문제 요구사항
아래 데이터에서 "most 100 elements."이 포함된 줄부터 "- bom-cell-qty: 1: [648, 452, 654, 463]"이 포함된 줄까지를 "col-label" 대신 "column-label"를 넣어 다시 쓰고, 나머지는 그대로 두세요. 그림은 답에서 빼세요.

#### 과제 자료

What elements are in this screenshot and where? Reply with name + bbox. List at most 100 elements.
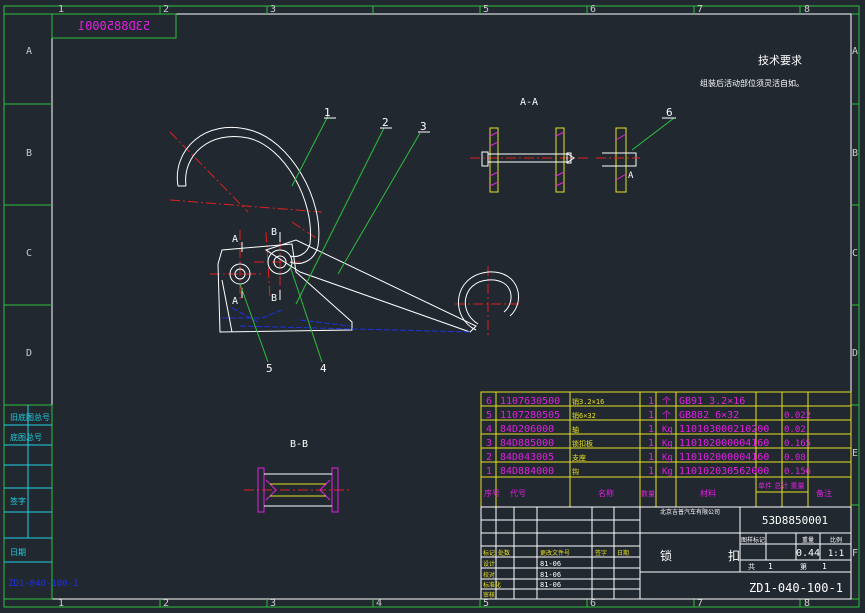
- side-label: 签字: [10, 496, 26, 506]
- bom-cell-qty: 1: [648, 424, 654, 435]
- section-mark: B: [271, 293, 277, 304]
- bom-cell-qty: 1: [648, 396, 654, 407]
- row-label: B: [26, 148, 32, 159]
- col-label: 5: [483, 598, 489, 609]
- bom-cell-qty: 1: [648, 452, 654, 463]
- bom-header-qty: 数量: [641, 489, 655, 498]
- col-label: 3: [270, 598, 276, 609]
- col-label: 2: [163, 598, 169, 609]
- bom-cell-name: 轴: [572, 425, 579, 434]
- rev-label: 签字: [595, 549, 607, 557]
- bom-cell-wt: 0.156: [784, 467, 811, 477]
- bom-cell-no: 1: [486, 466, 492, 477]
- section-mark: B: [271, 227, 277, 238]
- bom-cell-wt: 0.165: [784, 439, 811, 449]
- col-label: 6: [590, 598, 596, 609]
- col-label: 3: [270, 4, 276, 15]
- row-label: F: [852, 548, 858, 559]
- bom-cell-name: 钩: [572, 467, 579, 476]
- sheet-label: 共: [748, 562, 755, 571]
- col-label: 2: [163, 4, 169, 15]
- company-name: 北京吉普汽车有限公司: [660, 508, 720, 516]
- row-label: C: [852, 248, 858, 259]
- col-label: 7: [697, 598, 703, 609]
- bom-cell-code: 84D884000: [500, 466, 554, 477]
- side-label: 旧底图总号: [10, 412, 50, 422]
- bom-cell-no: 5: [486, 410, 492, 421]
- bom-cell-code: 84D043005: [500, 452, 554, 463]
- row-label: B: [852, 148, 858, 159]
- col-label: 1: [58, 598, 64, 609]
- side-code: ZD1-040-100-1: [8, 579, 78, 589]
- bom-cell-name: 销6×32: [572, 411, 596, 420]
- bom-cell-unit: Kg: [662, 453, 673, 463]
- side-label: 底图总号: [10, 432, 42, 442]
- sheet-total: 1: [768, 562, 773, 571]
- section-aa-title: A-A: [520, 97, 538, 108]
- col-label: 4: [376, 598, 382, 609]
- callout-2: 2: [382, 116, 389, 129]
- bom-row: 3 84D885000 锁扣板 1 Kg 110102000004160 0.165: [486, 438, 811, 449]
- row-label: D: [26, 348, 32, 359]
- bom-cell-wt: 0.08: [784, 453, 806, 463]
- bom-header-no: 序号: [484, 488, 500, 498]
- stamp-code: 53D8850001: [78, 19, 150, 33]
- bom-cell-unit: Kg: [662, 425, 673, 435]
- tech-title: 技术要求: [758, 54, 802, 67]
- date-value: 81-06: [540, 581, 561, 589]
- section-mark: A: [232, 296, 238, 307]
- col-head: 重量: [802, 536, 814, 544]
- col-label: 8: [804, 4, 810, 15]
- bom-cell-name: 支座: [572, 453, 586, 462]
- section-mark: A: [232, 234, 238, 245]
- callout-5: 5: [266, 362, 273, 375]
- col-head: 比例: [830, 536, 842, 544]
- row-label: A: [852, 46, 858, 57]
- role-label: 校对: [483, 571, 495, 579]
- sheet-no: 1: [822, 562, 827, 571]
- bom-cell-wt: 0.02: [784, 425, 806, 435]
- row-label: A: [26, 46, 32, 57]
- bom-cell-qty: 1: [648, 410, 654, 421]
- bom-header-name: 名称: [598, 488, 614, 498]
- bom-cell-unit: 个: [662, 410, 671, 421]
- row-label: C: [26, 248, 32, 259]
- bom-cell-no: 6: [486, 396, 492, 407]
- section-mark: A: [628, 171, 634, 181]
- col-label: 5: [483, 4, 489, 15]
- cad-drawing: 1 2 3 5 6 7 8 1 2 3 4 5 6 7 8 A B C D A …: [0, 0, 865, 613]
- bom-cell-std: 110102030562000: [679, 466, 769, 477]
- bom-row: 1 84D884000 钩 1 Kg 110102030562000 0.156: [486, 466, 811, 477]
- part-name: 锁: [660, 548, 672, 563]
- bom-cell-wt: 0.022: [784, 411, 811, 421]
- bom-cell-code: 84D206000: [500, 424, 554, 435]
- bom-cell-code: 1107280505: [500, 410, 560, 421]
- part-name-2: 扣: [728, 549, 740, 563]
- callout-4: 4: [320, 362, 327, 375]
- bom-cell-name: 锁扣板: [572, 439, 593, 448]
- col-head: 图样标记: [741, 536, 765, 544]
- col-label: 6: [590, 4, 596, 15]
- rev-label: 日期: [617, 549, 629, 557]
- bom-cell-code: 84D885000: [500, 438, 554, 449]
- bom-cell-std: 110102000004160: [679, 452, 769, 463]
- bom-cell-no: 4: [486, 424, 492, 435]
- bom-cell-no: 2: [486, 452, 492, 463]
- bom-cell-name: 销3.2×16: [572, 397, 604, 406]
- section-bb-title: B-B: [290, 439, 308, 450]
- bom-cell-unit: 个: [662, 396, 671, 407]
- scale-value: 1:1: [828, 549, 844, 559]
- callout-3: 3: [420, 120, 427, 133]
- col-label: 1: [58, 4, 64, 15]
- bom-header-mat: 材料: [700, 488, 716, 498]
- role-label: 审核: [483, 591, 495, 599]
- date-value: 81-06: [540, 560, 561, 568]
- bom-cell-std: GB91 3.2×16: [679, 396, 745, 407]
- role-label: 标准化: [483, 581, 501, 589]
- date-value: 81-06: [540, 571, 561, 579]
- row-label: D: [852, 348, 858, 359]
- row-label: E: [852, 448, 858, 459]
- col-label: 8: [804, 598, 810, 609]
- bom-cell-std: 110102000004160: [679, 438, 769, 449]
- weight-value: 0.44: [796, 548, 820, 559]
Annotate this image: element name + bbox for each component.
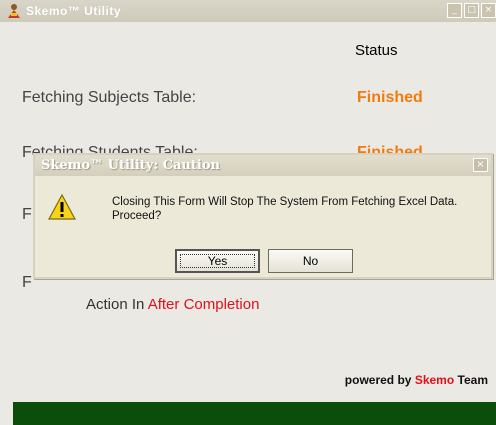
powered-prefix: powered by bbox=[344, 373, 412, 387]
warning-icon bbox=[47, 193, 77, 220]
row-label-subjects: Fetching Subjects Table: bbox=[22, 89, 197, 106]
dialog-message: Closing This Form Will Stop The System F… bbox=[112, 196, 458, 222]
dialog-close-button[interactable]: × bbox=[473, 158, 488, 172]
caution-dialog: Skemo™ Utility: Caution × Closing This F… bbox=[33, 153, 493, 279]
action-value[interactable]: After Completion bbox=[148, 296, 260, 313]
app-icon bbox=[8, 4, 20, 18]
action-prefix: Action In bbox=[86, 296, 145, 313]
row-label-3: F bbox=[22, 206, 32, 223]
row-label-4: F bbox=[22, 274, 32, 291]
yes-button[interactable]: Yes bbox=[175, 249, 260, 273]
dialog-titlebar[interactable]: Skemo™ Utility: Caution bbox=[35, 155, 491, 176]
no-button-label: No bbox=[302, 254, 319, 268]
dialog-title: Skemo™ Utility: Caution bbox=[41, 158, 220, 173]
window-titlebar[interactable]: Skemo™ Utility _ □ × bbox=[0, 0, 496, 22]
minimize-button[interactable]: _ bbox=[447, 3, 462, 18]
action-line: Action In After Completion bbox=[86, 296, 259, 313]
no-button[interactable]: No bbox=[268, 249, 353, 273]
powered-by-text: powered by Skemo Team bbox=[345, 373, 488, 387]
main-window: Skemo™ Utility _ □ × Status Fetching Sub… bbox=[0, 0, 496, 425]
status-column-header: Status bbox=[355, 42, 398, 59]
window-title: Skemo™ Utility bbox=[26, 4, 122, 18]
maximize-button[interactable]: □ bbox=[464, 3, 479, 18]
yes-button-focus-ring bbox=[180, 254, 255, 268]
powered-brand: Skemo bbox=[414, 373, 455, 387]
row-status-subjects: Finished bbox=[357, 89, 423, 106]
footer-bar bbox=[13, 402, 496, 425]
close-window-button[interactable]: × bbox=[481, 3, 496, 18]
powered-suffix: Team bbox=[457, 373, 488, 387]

########
#### 과제 자료

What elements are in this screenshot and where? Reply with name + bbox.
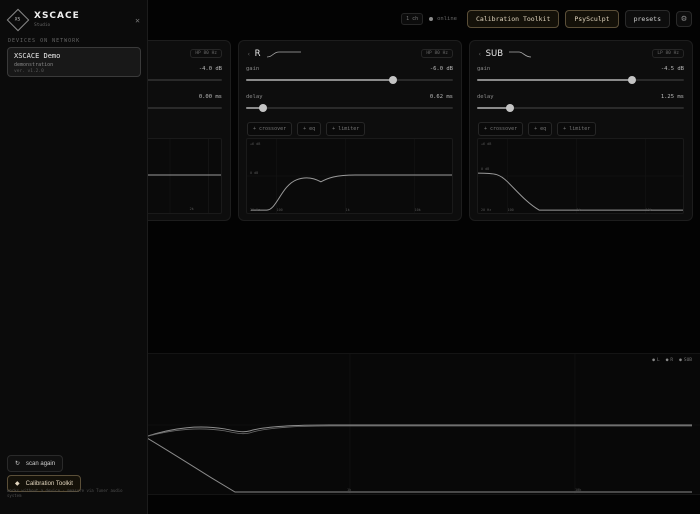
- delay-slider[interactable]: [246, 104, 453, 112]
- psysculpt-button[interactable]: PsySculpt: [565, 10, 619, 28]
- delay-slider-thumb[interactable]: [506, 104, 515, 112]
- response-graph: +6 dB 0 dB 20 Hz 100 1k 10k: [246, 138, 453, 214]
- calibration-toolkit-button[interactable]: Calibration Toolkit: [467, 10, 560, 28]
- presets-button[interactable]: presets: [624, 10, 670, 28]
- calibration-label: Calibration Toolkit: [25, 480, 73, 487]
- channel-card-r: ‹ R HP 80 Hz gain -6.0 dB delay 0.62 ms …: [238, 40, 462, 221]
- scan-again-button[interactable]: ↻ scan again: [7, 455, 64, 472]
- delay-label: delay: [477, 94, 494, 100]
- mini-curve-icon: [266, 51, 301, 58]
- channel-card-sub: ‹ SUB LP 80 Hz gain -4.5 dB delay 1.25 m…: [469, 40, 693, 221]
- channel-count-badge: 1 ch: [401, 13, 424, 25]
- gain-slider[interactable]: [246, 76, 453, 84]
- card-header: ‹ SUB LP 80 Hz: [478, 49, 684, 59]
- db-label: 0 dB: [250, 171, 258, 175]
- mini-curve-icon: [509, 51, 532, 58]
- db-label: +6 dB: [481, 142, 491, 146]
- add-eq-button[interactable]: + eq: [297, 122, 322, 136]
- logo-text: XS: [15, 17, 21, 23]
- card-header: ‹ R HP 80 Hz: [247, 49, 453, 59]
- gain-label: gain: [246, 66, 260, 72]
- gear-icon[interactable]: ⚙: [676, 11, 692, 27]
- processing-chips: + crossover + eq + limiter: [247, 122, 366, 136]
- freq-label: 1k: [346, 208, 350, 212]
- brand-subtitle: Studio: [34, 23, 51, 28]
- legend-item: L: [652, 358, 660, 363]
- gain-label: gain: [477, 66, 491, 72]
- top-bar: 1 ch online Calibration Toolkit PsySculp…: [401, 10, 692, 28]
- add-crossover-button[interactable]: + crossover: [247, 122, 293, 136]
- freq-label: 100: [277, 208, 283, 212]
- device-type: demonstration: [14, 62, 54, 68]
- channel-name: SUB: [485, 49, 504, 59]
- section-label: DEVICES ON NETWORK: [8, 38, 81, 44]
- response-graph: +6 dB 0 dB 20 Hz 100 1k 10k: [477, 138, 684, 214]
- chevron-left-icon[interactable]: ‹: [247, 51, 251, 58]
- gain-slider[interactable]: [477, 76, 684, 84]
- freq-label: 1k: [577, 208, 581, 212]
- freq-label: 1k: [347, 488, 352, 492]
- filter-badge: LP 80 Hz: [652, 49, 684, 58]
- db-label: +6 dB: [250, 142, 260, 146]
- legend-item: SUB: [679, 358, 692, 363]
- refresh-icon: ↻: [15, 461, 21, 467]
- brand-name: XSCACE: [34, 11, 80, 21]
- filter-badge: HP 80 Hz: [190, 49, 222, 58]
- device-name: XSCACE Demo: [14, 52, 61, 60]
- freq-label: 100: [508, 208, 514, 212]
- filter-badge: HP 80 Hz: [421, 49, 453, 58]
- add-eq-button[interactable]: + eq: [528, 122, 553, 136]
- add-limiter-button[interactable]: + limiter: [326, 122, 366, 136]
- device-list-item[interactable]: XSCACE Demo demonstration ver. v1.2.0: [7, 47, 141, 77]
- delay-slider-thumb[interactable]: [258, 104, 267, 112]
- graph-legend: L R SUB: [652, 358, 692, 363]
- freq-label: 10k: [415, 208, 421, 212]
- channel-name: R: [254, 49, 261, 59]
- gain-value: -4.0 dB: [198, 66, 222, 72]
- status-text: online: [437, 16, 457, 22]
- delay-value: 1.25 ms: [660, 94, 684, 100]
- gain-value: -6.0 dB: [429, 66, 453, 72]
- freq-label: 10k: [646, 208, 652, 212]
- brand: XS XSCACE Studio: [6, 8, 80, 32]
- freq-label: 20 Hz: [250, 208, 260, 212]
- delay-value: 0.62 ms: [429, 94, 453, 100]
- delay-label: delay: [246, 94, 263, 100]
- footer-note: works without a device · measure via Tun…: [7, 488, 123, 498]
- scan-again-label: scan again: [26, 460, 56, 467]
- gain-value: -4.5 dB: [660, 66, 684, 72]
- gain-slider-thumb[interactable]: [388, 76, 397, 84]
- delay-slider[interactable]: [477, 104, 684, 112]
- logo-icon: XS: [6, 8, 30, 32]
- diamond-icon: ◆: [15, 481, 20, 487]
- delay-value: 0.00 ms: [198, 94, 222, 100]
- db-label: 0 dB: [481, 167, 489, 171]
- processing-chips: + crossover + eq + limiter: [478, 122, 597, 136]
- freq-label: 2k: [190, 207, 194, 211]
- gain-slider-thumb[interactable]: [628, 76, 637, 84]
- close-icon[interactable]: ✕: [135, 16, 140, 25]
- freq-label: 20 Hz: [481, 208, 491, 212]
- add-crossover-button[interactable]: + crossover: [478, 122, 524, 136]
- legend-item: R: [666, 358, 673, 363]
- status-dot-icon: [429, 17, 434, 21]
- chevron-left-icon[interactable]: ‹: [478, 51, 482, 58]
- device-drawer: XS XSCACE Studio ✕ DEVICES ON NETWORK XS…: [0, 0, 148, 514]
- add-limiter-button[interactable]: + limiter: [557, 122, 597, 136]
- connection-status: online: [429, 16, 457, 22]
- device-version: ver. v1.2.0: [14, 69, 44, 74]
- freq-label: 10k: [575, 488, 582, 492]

########
#### 과제 자료

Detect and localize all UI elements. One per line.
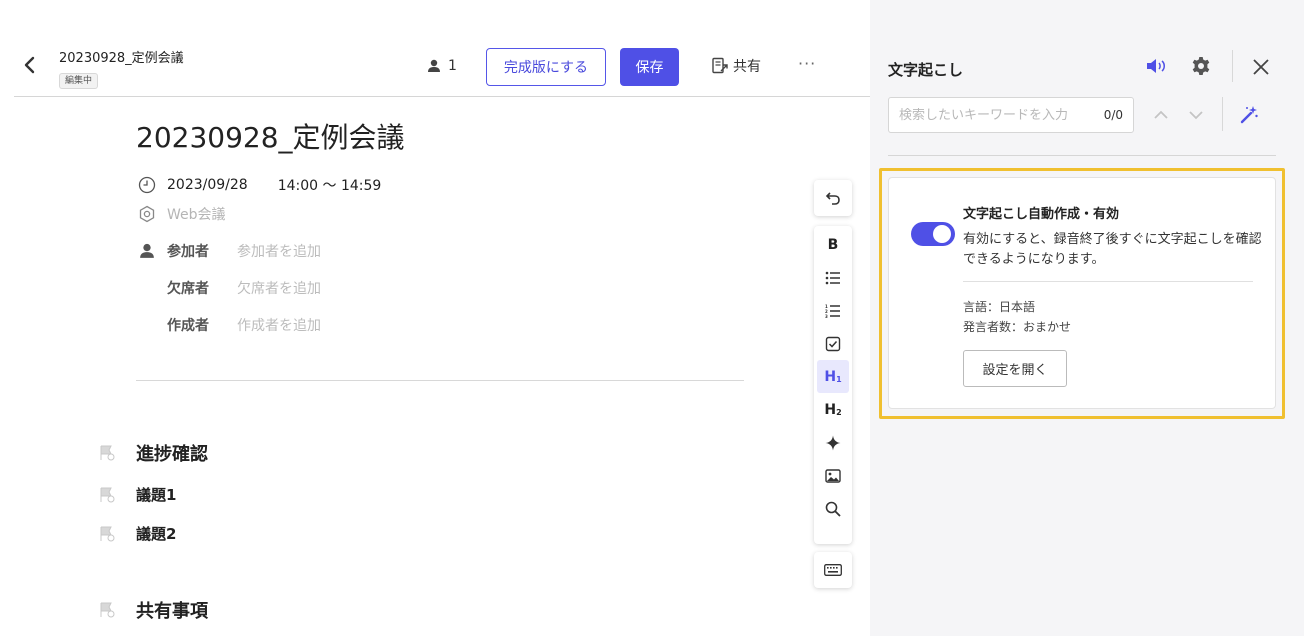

########

결과
What elements are in this screenshot and where? Reply with name + bbox. List at most 100 elements.
- side-label: 签字: [10, 496, 26, 506]
- bom-cell-qty: 1: [648, 424, 654, 435]
- section-mark: B: [271, 293, 277, 304]
- bom-cell-qty: 1: [648, 396, 654, 407]
- row-label: B: [26, 148, 32, 159]
- column-label: 5: [483, 598, 489, 609]
- bom-cell-qty: 1: [648, 452, 654, 463]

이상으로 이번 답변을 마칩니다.